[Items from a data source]
-*-
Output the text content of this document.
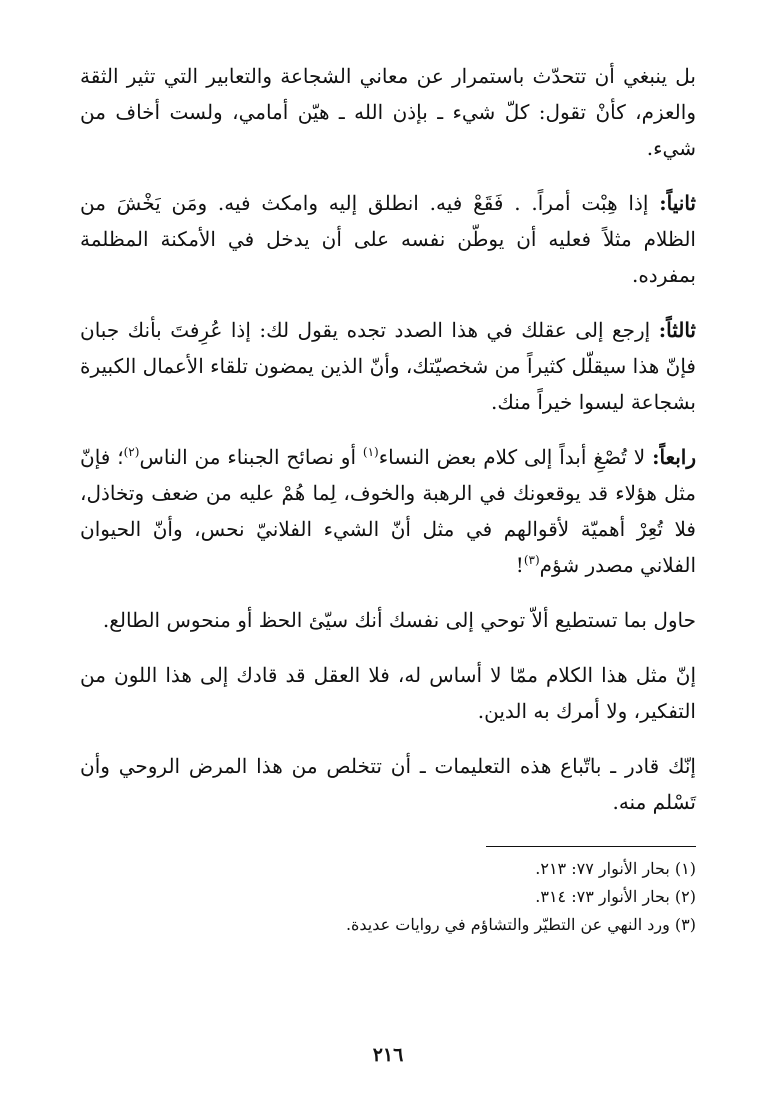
بل ينبغي أن تتحدّث باستمرار عن معاني الشجاعة والتعابير التي تثير الثقة والعزم، كأنْ تقول: كلّ شيء ـ بإذن الله ـ هيّن أمامي، ولست أخاف من شيء.

ثانياً: إذا هِبْت أمراً. . فَقَعْ فيه. انطلق إليه وامكث فيه. ومَن يَخْشَ من الظلام مثلاً فعليه أن يوطّن نفسه على أن يدخل في الأمكنة المظلمة بمفرده.

ثالثاً: إرجع إلى عقلك في هذا الصدد تجده يقول لك: إذا عُرِفتَ بأنك جبان فإنّ هذا سيقلّل كثيراً من شخصيّتك، وأنّ الذين يمضون تلقاء الأعمال الكبيرة بشجاعة ليسوا خيراً منك.

رابعاً: لا تُصْغِ أبداً إلى كلام بعض النساء$^{(١)}$ أو نصائح الجبناء من الناس$^{(٢)}$؛ فإنّ مثل هؤلاء قد يوقعونك في الرهبة والخوف، لِما هُمْ عليه من ضعف وتخاذل، فلا تُعِرْ أهميّة لأقوالهم في مثل أنّ الشيء الفلانيّ نحس، وأنّ الحيوان الفلاني مصدر شؤم$^{(٣)}$!

حاول بما تستطيع ألاّ توحي إلى نفسك أنك سيّئ الحظ أو منحوس الطالع.

إنّ مثل هذا الكلام ممّا لا أساس له، فلا العقل قد قادك إلى هذا اللون من التفكير، ولا أمرك به الدين.

إنّك قادر ـ باتّباع هذه التعليمات ـ أن تتخلص من هذا المرض الروحي وأن تَسْلم منه.

(١) بحار الأنوار ٧٧: ٢١٣.

(٢) بحار الأنوار ٧٣: ٣١٤.

(٣) ورد النهي عن التطيّر والتشاؤم في روايات عديدة.

٢١٦
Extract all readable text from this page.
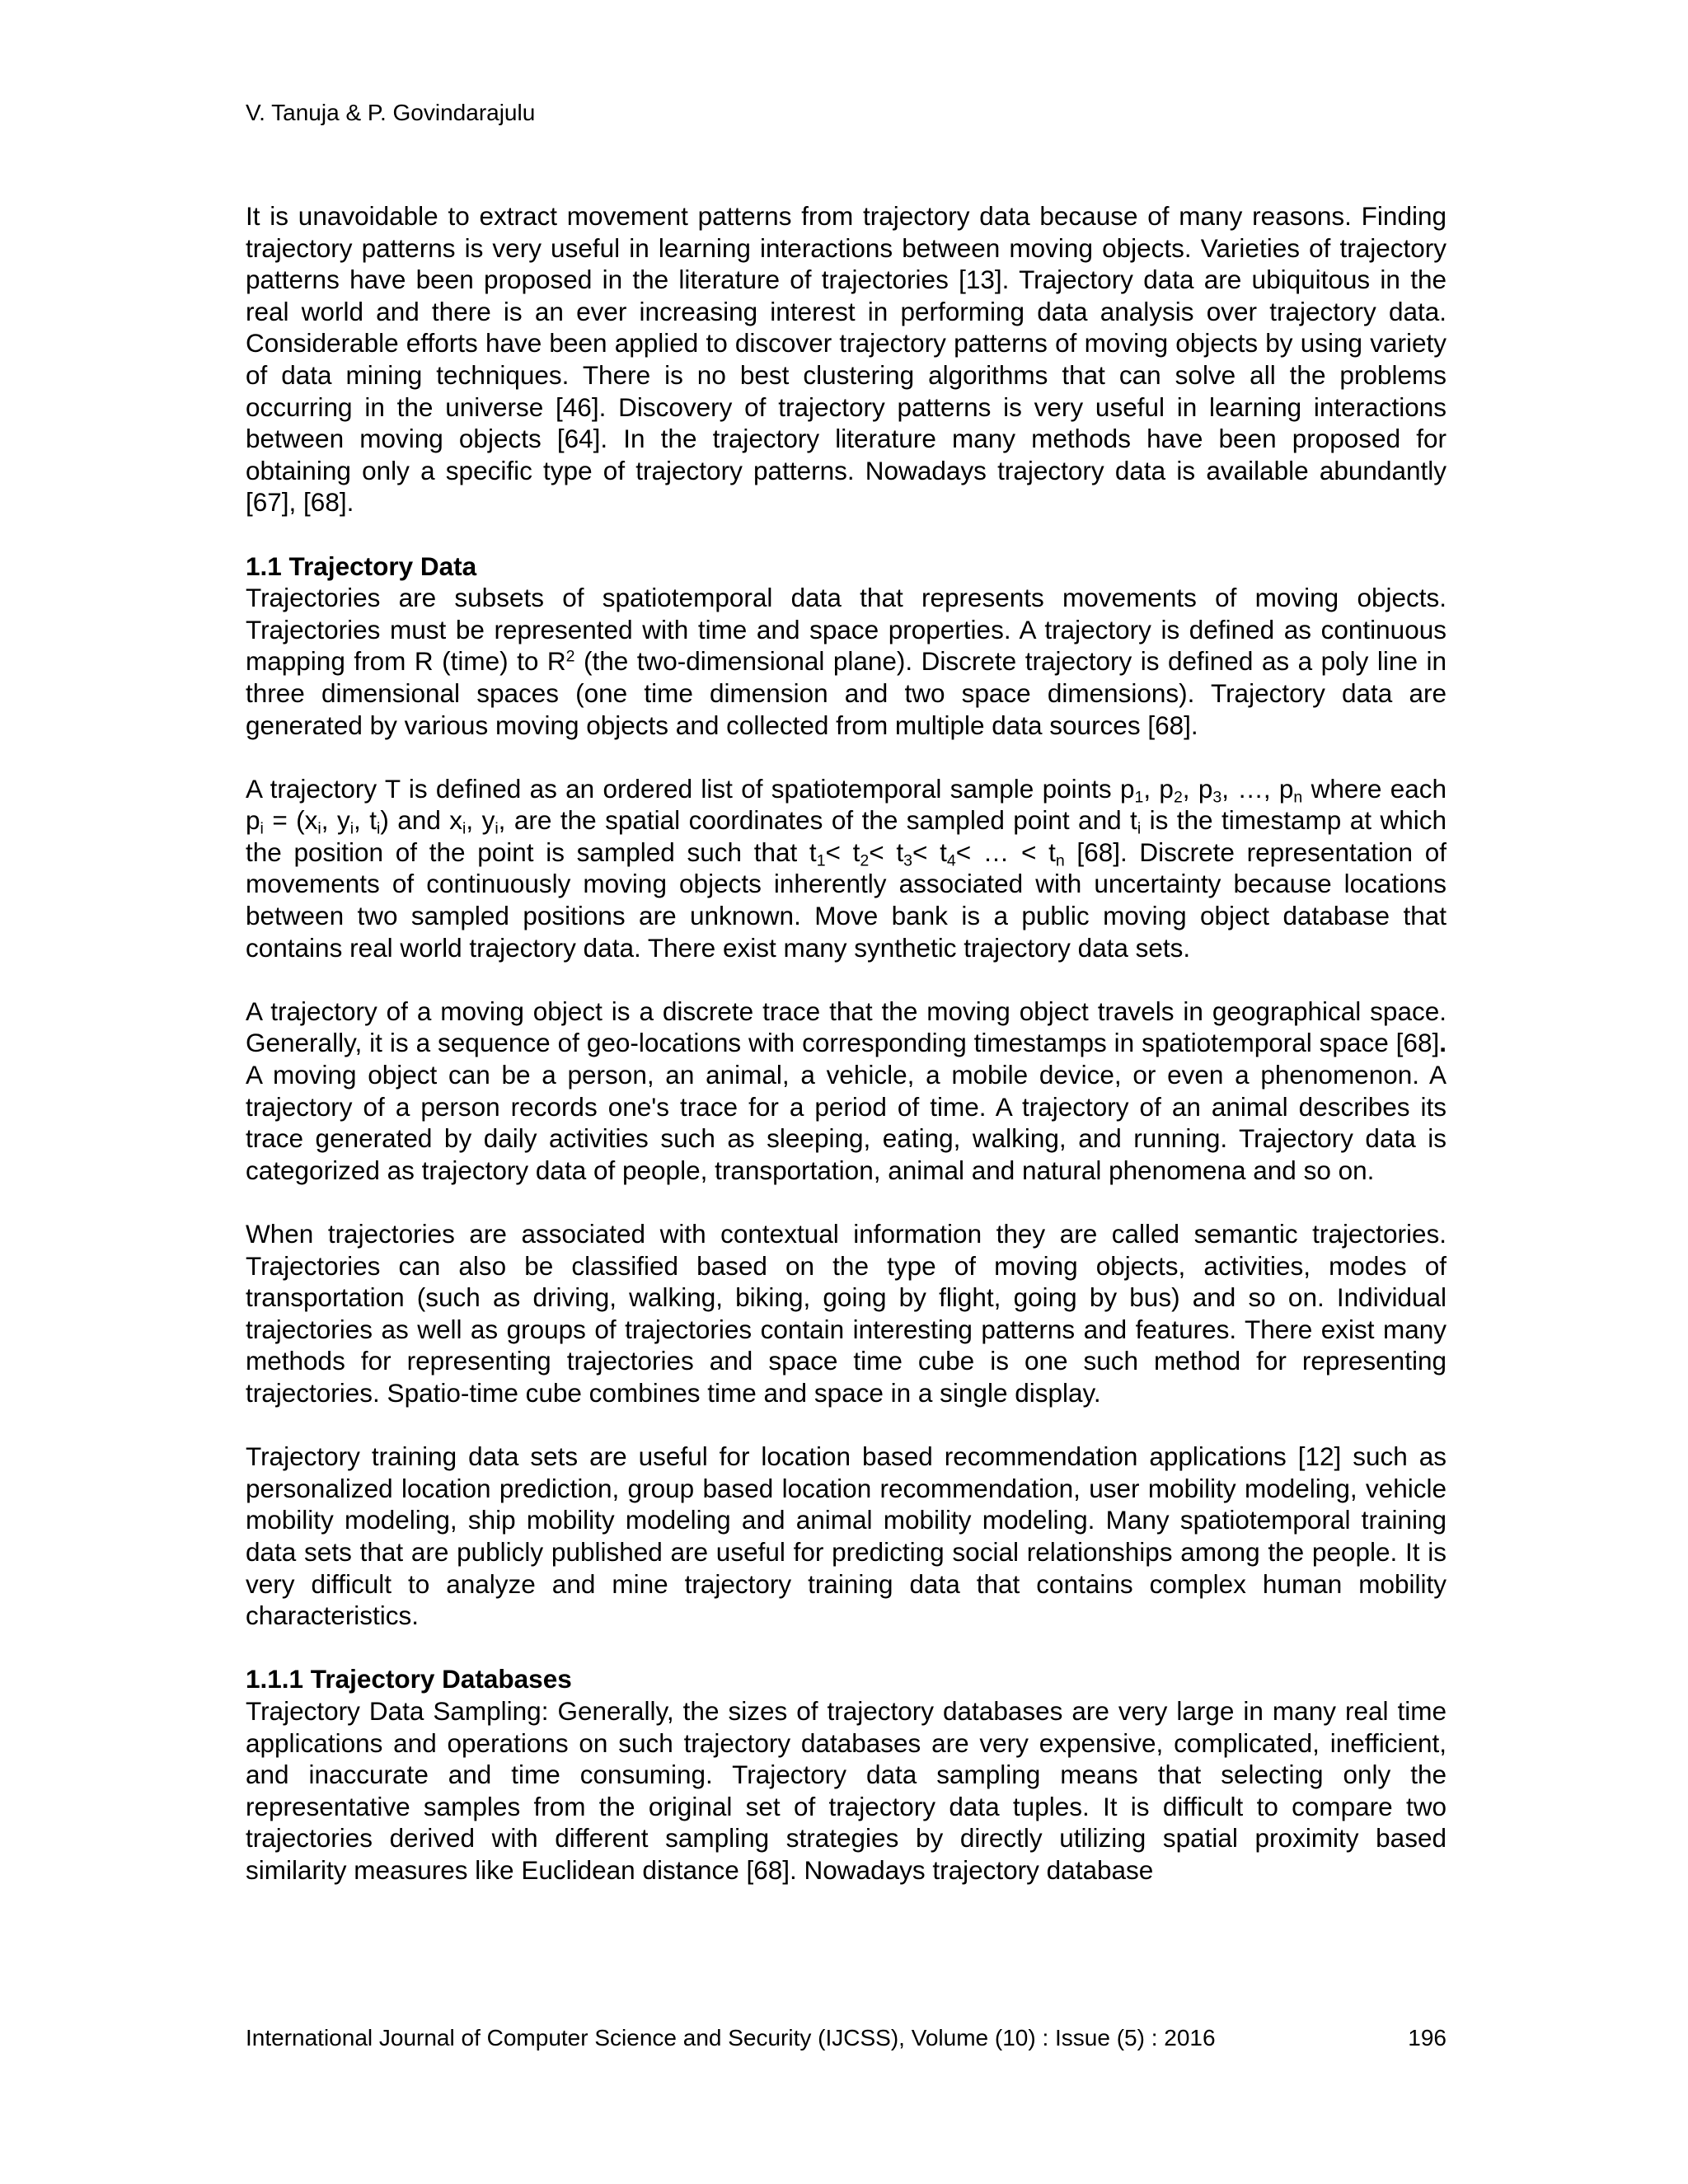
V. Tanuja & P. Govindarajulu

It is unavoidable to extract movement patterns from trajectory data because of many reasons. Finding trajectory patterns is very useful in learning interactions between moving objects. Varieties of trajectory patterns have been proposed in the literature of trajectories [13]. Trajectory data are ubiquitous in the real world and there is an ever increasing interest in performing data analysis over trajectory data. Considerable efforts have been applied to discover trajectory patterns of moving objects by using variety of data mining techniques. There is no best clustering algorithms that can solve all the problems occurring in the universe [46]. Discovery of trajectory patterns is very useful in learning interactions between moving objects [64]. In the trajectory literature many methods have been proposed for obtaining only a specific type of trajectory patterns. Nowadays trajectory data is available abundantly [67], [68].

1.1 Trajectory Data

Trajectories are subsets of spatiotemporal data that represents movements of moving objects. Trajectories must be represented with time and space properties. A trajectory is defined as continuous mapping from R (time) to $R^2$ (the two-dimensional plane). Discrete trajectory is defined as a poly line in three dimensional spaces (one time dimension and two space dimensions). Trajectory data are generated by various moving objects and collected from multiple data sources [68].

A trajectory T is defined as an ordered list of spatiotemporal sample points $p_1$, $p_2$, $p_3$, …, $p_n$ where each $p_i = (x_i$, $y_i$, $t_i$) and $x_i$, $y_i$, are the spatial coordinates of the sampled point and $t_i$ is the timestamp at which the position of the point is sampled such that $t_1< t_2< t_3< t_4<$ … < $t_n$ [68]. Discrete representation of movements of continuously moving objects inherently associated with uncertainty because locations between two sampled positions are unknown. Move bank is a public moving object database that contains real world trajectory data. There exist many synthetic trajectory data sets.

A trajectory of a moving object is a discrete trace that the moving object travels in geographical space. Generally, it is a sequence of geo-locations with corresponding timestamps in spatiotemporal space [68]. A moving object can be a person, an animal, a vehicle, a mobile device, or even a phenomenon. A trajectory of a person records one's trace for a period of time. A trajectory of an animal describes its trace generated by daily activities such as sleeping, eating, walking, and running. Trajectory data is categorized as trajectory data of people, transportation, animal and natural phenomena and so on.

When trajectories are associated with contextual information they are called semantic trajectories. Trajectories can also be classified based on the type of moving objects, activities, modes of transportation (such as driving, walking, biking, going by flight, going by bus) and so on. Individual trajectories as well as groups of trajectories contain interesting patterns and features. There exist many methods for representing trajectories and space time cube is one such method for representing trajectories. Spatio-time cube combines time and space in a single display.

Trajectory training data sets are useful for location based recommendation applications [12] such as personalized location prediction, group based location recommendation, user mobility modeling, vehicle mobility modeling, ship mobility modeling and animal mobility modeling. Many spatiotemporal training data sets that are publicly published are useful for predicting social relationships among the people. It is very difficult to analyze and mine trajectory training data that contains complex human mobility characteristics.

1.1.1 Trajectory Databases

Trajectory Data Sampling: Generally, the sizes of trajectory databases are very large in many real time applications and operations on such trajectory databases are very expensive, complicated, inefficient, and inaccurate and time consuming. Trajectory data sampling means that selecting only the representative samples from the original set of trajectory data tuples. It is difficult to compare two trajectories derived with different sampling strategies by directly utilizing spatial proximity based similarity measures like Euclidean distance [68]. Nowadays trajectory database

International Journal of Computer Science and Security (IJCSS), Volume (10) : Issue (5) : 2016	196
-*-
Sift through the entries and copy every line with "this".

* Answer to the task:
Output the text content of this document.
Extract all readable text from this page.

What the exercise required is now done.